Dataset rows about figures
☆ ☆ ☆ ☆ ☆ ☆ ☆
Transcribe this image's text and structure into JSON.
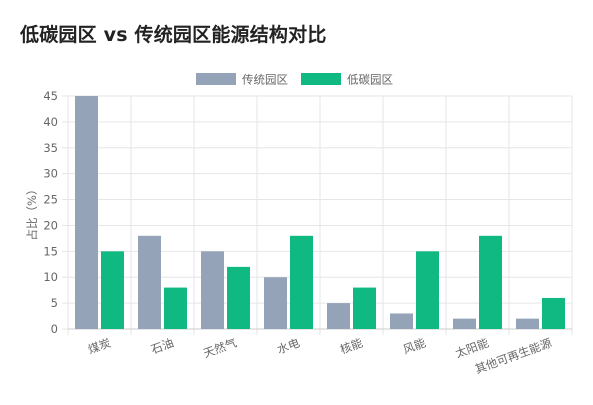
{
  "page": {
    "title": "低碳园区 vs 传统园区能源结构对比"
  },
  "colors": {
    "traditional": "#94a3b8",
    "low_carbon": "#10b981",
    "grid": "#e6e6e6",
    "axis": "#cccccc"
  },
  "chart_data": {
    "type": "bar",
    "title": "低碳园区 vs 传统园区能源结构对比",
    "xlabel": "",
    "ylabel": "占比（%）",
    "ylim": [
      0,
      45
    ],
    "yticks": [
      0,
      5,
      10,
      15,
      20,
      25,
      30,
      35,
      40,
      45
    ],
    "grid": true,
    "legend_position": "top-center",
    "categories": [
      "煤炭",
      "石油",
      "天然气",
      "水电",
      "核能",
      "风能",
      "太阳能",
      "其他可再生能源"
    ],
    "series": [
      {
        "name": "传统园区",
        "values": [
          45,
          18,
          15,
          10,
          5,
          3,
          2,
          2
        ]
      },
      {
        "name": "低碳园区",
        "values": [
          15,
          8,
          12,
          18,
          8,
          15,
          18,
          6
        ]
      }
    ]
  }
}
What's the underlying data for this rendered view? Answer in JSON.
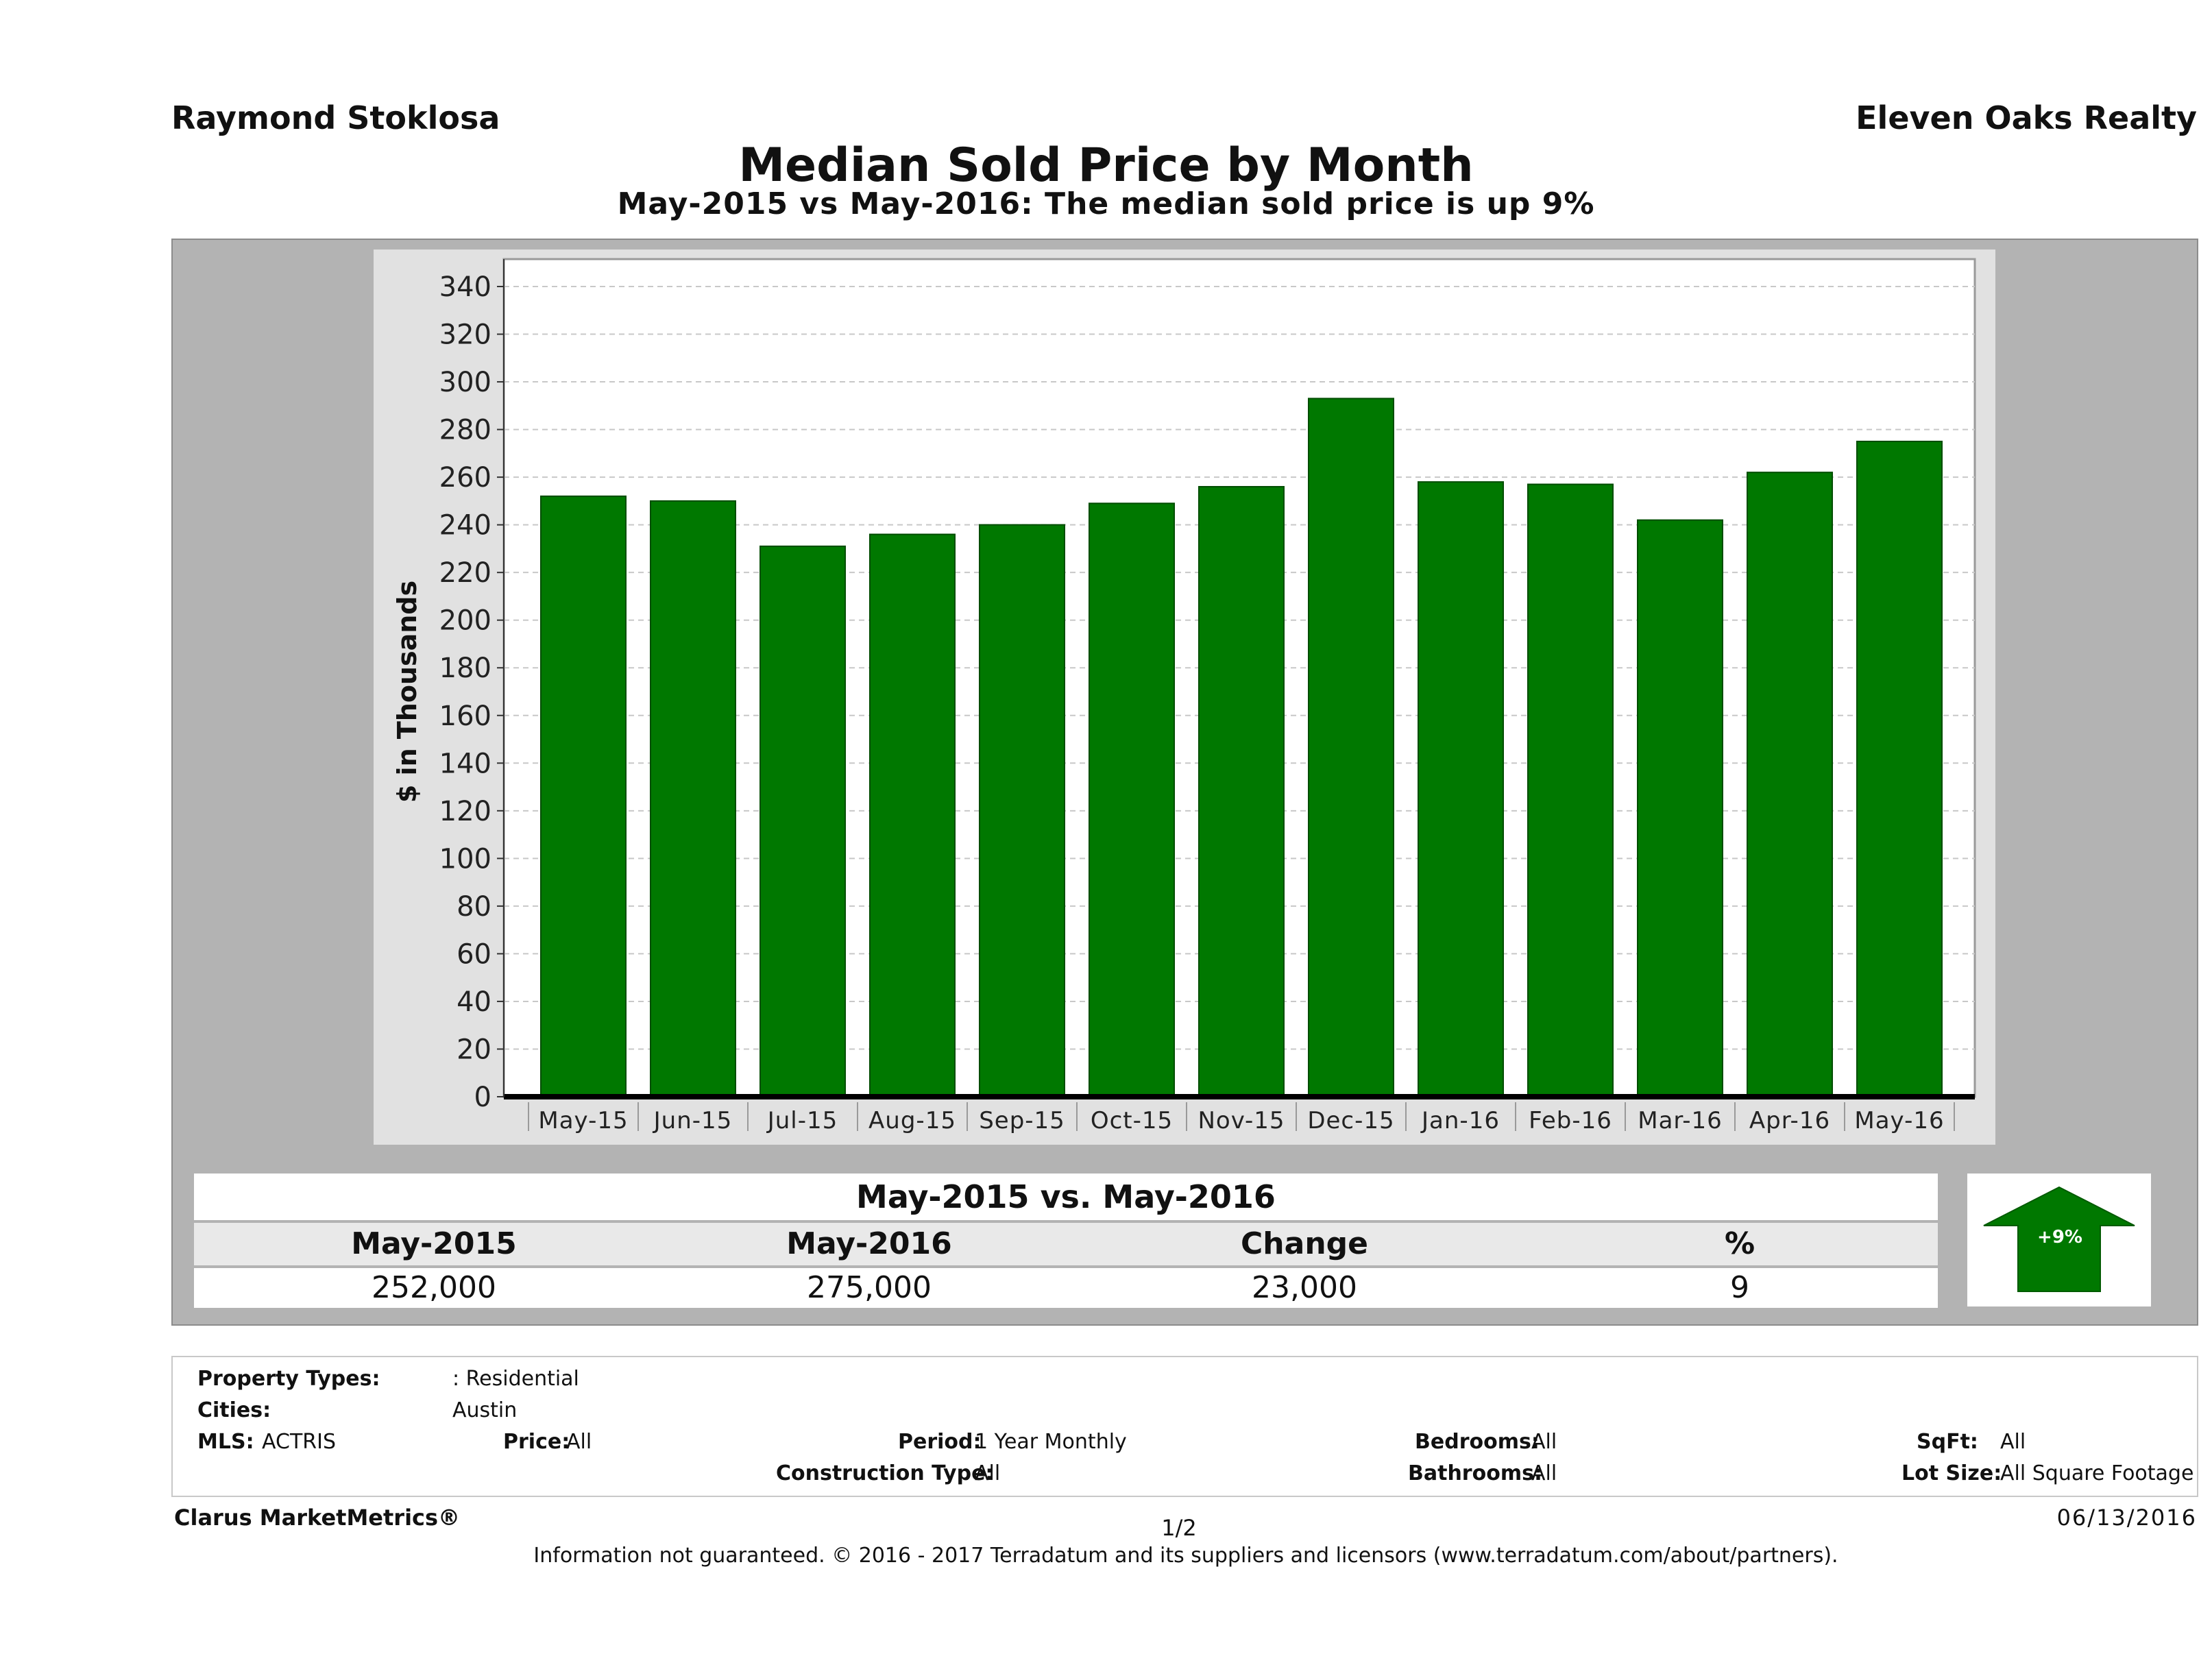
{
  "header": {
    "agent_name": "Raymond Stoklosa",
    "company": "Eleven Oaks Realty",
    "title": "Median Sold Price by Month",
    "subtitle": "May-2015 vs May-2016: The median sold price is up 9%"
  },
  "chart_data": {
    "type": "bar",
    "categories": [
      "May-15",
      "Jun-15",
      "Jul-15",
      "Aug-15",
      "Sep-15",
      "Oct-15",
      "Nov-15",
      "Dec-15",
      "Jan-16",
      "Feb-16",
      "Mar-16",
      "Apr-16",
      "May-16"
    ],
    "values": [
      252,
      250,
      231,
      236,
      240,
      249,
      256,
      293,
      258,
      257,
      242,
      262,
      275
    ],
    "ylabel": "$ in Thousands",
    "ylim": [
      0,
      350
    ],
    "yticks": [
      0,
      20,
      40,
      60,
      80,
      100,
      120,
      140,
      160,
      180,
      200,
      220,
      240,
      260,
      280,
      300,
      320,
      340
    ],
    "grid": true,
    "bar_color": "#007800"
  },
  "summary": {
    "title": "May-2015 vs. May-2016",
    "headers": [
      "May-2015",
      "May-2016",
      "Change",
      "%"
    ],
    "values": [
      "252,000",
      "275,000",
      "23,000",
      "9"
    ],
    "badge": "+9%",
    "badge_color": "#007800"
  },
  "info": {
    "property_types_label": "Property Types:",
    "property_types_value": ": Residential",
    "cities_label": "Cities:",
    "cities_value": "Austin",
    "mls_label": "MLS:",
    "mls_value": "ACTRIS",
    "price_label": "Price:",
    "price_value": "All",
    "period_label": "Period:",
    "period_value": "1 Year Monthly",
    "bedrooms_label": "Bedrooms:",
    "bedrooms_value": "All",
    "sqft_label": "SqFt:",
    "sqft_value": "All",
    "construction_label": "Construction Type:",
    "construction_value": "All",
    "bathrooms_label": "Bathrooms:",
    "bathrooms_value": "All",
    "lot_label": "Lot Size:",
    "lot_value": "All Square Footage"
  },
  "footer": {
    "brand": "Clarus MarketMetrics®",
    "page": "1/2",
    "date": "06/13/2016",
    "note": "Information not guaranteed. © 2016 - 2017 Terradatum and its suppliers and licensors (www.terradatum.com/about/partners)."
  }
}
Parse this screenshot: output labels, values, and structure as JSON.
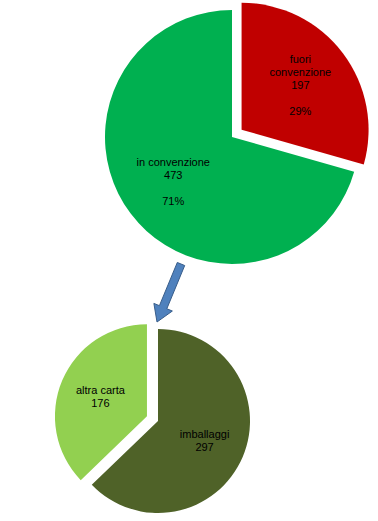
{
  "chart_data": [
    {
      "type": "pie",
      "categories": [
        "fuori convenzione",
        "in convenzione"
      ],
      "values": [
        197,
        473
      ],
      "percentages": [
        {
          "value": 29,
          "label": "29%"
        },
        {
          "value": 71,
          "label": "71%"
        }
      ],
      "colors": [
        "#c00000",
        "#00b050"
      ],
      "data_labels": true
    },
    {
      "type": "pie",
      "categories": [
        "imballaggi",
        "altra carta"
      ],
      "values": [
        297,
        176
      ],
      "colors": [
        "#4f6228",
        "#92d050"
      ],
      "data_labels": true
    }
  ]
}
☆ ☆ ☆ ☆ ☆ ☆ ☆
**Request:**
Each line of the material must be retyped exactly, except that images are omitted.

**Exercise answer:**
Transcribe this image's text and structure into JSON.
{
  "page": {
    "title": "低碳园区 vs 传统园区能源结构对比"
  },
  "colors": {
    "traditional": "#94a3b8",
    "low_carbon": "#10b981",
    "grid": "#e6e6e6",
    "axis": "#cccccc"
  },
  "chart_data": {
    "type": "bar",
    "title": "低碳园区 vs 传统园区能源结构对比",
    "xlabel": "",
    "ylabel": "占比（%）",
    "ylim": [
      0,
      45
    ],
    "yticks": [
      0,
      5,
      10,
      15,
      20,
      25,
      30,
      35,
      40,
      45
    ],
    "grid": true,
    "legend_position": "top-center",
    "categories": [
      "煤炭",
      "石油",
      "天然气",
      "水电",
      "核能",
      "风能",
      "太阳能",
      "其他可再生能源"
    ],
    "series": [
      {
        "name": "传统园区",
        "values": [
          45,
          18,
          15,
          10,
          5,
          3,
          2,
          2
        ]
      },
      {
        "name": "低碳园区",
        "values": [
          15,
          8,
          12,
          18,
          8,
          15,
          18,
          6
        ]
      }
    ]
  }
}
What's the underlying data for this rendered view? Answer in JSON.
{
  "header": {
    "agent_name": "Raymond Stoklosa",
    "company": "Eleven Oaks Realty",
    "title": "Median Sold Price by Month",
    "subtitle": "May-2015 vs May-2016: The median sold price is up 9%"
  },
  "chart_data": {
    "type": "bar",
    "categories": [
      "May-15",
      "Jun-15",
      "Jul-15",
      "Aug-15",
      "Sep-15",
      "Oct-15",
      "Nov-15",
      "Dec-15",
      "Jan-16",
      "Feb-16",
      "Mar-16",
      "Apr-16",
      "May-16"
    ],
    "values": [
      252,
      250,
      231,
      236,
      240,
      249,
      256,
      293,
      258,
      257,
      242,
      262,
      275
    ],
    "ylabel": "$ in Thousands",
    "ylim": [
      0,
      350
    ],
    "yticks": [
      0,
      20,
      40,
      60,
      80,
      100,
      120,
      140,
      160,
      180,
      200,
      220,
      240,
      260,
      280,
      300,
      320,
      340
    ],
    "grid": true,
    "bar_color": "#007800"
  },
  "summary": {
    "title": "May-2015 vs. May-2016",
    "headers": [
      "May-2015",
      "May-2016",
      "Change",
      "%"
    ],
    "values": [
      "252,000",
      "275,000",
      "23,000",
      "9"
    ],
    "badge": "+9%",
    "badge_color": "#007800"
  },
  "info": {
    "property_types_label": "Property Types:",
    "property_types_value": ": Residential",
    "cities_label": "Cities:",
    "cities_value": "Austin",
    "mls_label": "MLS:",
    "mls_value": "ACTRIS",
    "price_label": "Price:",
    "price_value": "All",
    "period_label": "Period:",
    "period_value": "1 Year Monthly",
    "bedrooms_label": "Bedrooms:",
    "bedrooms_value": "All",
    "sqft_label": "SqFt:",
    "sqft_value": "All",
    "construction_label": "Construction Type:",
    "construction_value": "All",
    "bathrooms_label": "Bathrooms:",
    "bathrooms_value": "All",
    "lot_label": "Lot Size:",
    "lot_value": "All Square Footage"
  },
  "footer": {
    "brand": "Clarus MarketMetrics®",
    "page": "1/2",
    "date": "06/13/2016",
    "note": "Information not guaranteed. © 2016 - 2017 Terradatum and its suppliers and licensors (www.terradatum.com/about/partners)."
  }
}
Parse this screenshot: output labels, values, and structure as JSON.
{
  "chart_data": [
    {
      "type": "pie",
      "categories": [
        "fuori convenzione",
        "in convenzione"
      ],
      "values": [
        197,
        473
      ],
      "percentages": [
        {
          "value": 29,
          "label": "29%"
        },
        {
          "value": 71,
          "label": "71%"
        }
      ],
      "colors": [
        "#c00000",
        "#00b050"
      ],
      "data_labels": true
    },
    {
      "type": "pie",
      "categories": [
        "imballaggi",
        "altra carta"
      ],
      "values": [
        297,
        176
      ],
      "colors": [
        "#4f6228",
        "#92d050"
      ],
      "data_labels": true
    }
  ]
}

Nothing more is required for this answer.